--- TASK DIRECTIONS ---
State how many lines hold the word "characters", with no other words.

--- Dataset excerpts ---
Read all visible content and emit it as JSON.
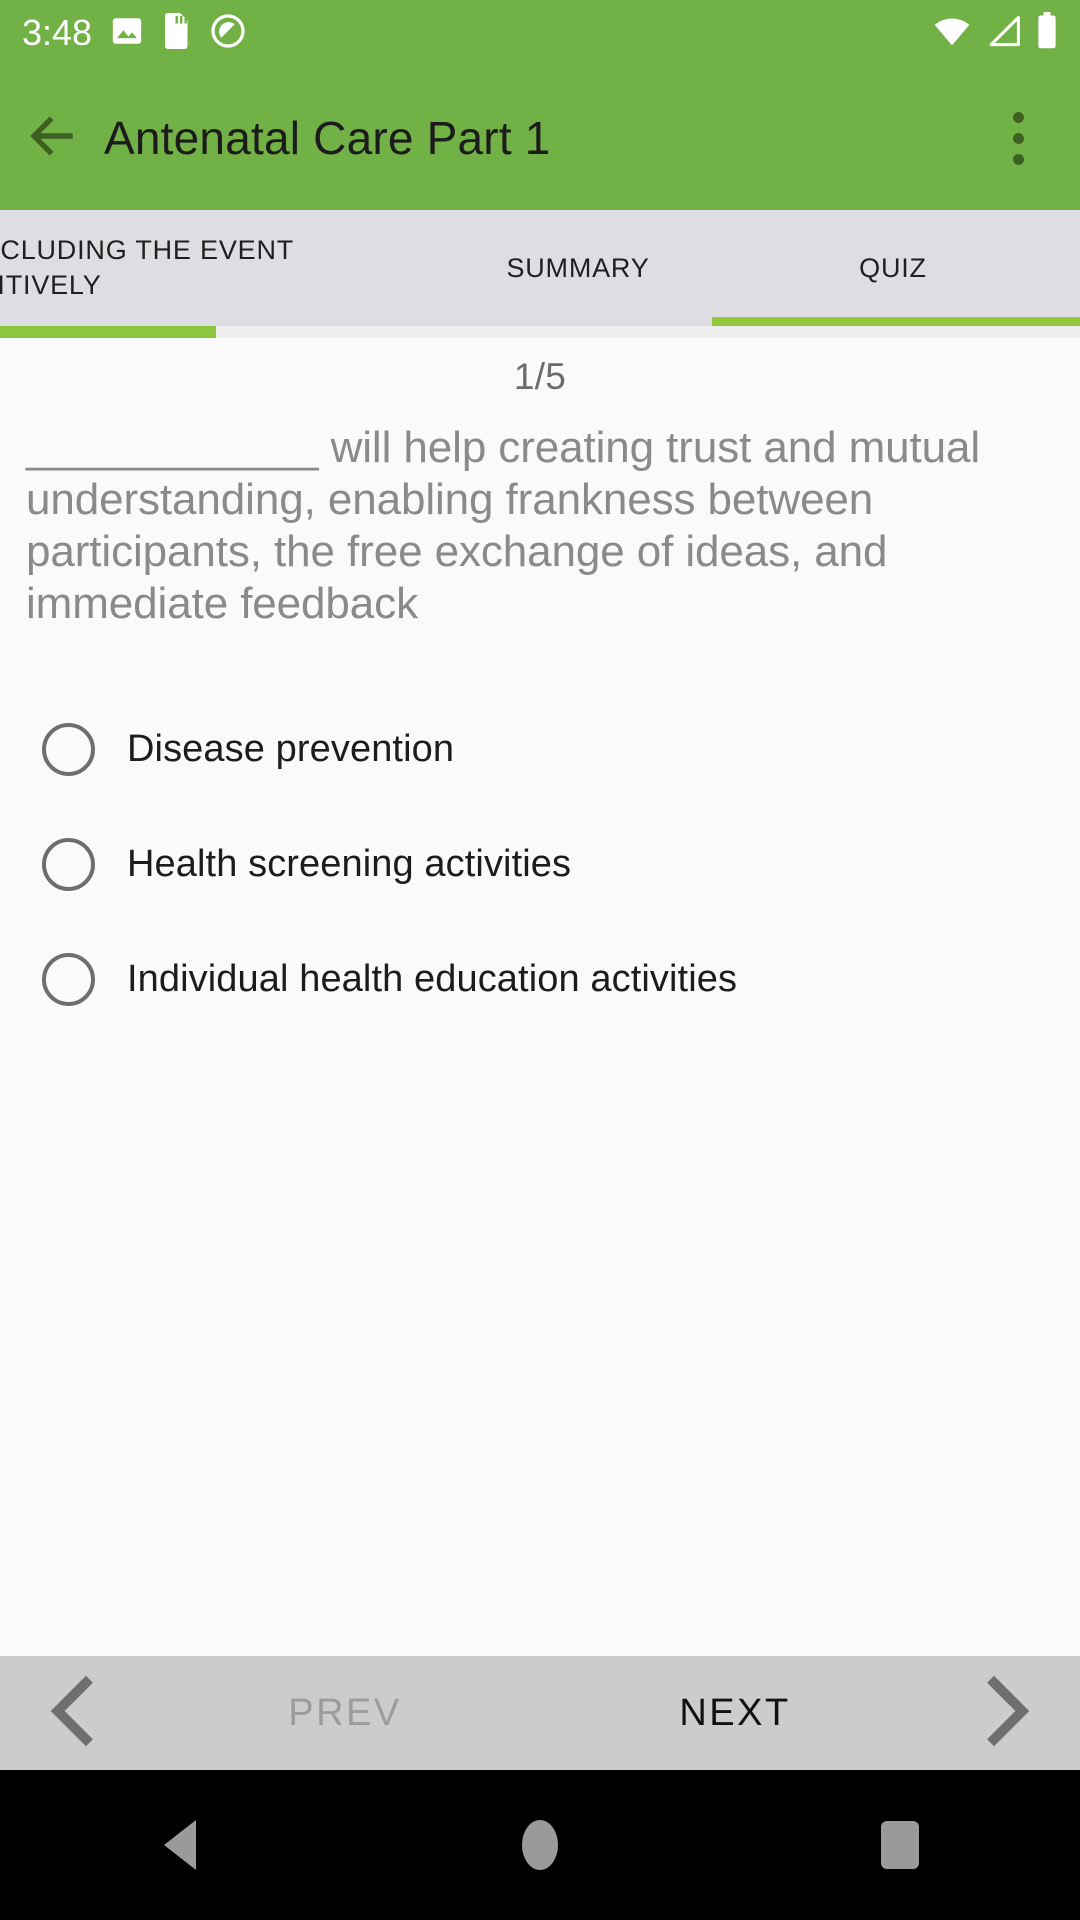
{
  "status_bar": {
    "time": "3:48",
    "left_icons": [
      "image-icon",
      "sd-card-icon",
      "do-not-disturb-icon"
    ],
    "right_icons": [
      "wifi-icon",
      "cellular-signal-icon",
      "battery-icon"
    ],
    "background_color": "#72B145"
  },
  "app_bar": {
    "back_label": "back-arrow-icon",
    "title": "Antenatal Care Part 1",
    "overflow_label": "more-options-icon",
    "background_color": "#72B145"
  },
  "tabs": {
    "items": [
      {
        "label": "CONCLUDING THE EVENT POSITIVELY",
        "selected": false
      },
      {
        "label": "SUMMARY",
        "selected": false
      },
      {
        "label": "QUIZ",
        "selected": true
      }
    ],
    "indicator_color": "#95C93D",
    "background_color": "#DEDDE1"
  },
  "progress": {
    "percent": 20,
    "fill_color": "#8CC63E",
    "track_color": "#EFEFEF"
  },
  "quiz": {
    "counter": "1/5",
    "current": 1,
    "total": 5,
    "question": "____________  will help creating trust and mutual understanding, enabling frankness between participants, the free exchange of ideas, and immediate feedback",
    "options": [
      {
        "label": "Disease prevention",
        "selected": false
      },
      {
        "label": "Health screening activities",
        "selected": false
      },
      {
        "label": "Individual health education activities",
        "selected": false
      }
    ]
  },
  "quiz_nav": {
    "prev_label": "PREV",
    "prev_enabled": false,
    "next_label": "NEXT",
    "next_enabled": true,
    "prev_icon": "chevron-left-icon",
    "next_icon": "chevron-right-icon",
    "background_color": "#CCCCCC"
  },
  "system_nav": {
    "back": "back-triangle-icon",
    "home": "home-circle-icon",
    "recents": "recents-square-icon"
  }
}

==

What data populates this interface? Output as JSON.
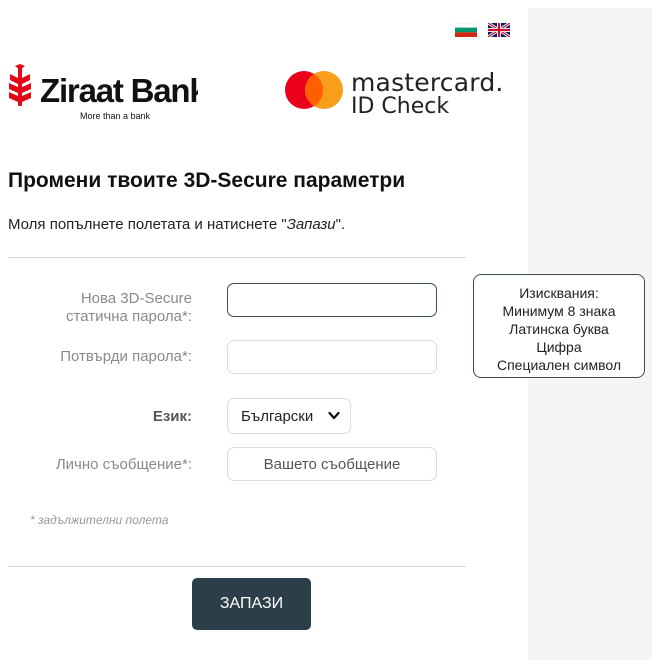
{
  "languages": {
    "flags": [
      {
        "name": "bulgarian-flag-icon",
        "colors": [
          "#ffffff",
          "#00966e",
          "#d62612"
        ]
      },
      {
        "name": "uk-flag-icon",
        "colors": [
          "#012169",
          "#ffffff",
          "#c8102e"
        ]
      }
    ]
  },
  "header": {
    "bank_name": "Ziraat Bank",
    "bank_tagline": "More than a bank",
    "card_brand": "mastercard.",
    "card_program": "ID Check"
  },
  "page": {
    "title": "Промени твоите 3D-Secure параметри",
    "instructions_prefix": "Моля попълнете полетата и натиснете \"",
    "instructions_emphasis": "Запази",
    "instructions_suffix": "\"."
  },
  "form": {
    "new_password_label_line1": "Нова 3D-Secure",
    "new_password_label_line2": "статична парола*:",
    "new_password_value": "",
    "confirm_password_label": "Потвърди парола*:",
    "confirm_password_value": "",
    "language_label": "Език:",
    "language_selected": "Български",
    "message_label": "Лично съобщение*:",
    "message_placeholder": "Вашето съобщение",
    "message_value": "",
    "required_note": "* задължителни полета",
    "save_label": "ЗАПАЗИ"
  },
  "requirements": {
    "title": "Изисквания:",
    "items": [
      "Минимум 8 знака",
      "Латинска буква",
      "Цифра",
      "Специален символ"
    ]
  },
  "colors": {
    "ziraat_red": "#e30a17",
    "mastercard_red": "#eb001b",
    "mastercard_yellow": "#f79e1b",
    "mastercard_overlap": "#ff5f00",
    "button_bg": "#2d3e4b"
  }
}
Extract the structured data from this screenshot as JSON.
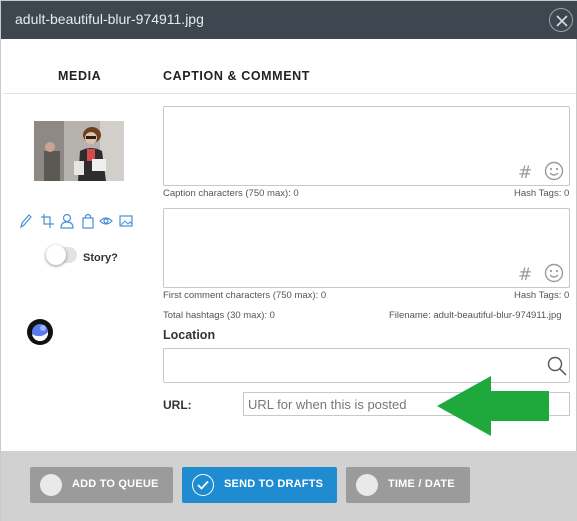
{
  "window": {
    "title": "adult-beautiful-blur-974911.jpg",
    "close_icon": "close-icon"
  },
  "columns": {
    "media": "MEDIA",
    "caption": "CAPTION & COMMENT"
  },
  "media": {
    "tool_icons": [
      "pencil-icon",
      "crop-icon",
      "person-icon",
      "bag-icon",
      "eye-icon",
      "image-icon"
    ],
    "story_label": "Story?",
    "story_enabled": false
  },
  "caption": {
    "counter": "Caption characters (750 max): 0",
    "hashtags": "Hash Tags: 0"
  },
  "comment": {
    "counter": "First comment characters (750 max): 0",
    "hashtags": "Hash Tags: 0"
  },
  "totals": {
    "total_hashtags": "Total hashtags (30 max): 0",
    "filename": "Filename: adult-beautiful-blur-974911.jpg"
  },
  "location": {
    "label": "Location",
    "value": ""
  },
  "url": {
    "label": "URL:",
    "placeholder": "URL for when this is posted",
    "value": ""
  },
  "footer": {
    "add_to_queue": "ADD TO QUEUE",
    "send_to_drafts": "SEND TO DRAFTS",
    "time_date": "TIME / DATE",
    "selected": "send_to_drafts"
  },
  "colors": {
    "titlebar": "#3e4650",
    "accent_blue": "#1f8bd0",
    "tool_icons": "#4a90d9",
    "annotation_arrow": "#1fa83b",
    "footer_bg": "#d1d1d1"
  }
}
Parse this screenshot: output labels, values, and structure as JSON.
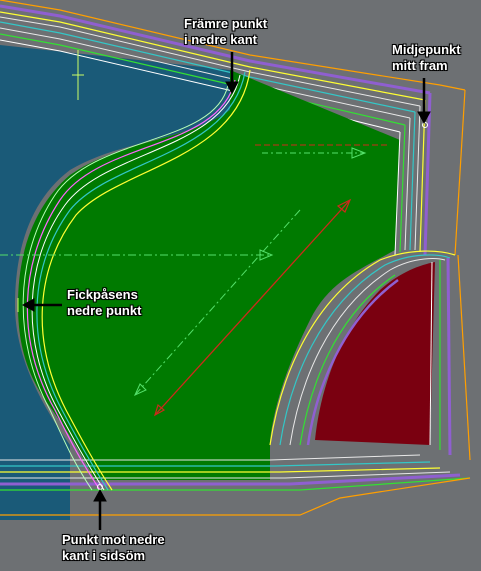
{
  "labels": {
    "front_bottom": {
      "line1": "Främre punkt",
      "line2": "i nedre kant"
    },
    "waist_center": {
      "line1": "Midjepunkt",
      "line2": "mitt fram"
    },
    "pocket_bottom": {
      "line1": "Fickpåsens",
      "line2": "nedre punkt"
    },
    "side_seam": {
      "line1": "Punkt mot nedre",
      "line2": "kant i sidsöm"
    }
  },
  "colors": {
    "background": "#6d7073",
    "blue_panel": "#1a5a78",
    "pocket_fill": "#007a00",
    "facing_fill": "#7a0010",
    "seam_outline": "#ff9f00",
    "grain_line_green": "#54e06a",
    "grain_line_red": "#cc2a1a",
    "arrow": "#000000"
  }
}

--

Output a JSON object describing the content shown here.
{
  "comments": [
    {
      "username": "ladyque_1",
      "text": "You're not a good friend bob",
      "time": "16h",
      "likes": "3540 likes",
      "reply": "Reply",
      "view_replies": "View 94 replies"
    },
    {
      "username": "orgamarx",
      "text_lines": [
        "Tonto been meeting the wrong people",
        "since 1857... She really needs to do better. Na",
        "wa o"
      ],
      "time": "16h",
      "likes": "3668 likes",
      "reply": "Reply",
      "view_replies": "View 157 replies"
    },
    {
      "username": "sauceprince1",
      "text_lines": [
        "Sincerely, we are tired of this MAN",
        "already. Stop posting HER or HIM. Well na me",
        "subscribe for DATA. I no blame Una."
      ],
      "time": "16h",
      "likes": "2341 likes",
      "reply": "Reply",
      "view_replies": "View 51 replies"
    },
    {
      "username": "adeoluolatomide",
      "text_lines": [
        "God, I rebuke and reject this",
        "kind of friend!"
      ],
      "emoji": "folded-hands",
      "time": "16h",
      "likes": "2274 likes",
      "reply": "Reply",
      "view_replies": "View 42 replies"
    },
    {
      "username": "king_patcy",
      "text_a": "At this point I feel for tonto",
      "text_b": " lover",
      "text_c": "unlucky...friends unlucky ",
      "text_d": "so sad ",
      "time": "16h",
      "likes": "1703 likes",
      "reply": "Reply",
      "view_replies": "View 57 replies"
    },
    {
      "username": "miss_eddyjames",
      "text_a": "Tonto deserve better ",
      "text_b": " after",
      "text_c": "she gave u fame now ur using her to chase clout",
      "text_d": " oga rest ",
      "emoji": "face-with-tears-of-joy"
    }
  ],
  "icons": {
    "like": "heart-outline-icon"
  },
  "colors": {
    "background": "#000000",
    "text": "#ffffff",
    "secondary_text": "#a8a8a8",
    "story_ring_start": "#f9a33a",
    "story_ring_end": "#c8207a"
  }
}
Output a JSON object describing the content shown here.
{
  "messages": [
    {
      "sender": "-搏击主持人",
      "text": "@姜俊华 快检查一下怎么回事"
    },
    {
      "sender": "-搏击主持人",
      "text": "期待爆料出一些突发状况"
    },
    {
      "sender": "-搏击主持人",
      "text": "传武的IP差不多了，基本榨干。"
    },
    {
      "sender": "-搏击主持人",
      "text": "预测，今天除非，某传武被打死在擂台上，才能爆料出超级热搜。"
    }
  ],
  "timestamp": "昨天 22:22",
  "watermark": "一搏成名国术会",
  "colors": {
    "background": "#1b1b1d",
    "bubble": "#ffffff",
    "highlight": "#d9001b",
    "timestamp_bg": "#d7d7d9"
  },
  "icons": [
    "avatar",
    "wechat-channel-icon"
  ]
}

--- EXERCISE ANSWER ---
2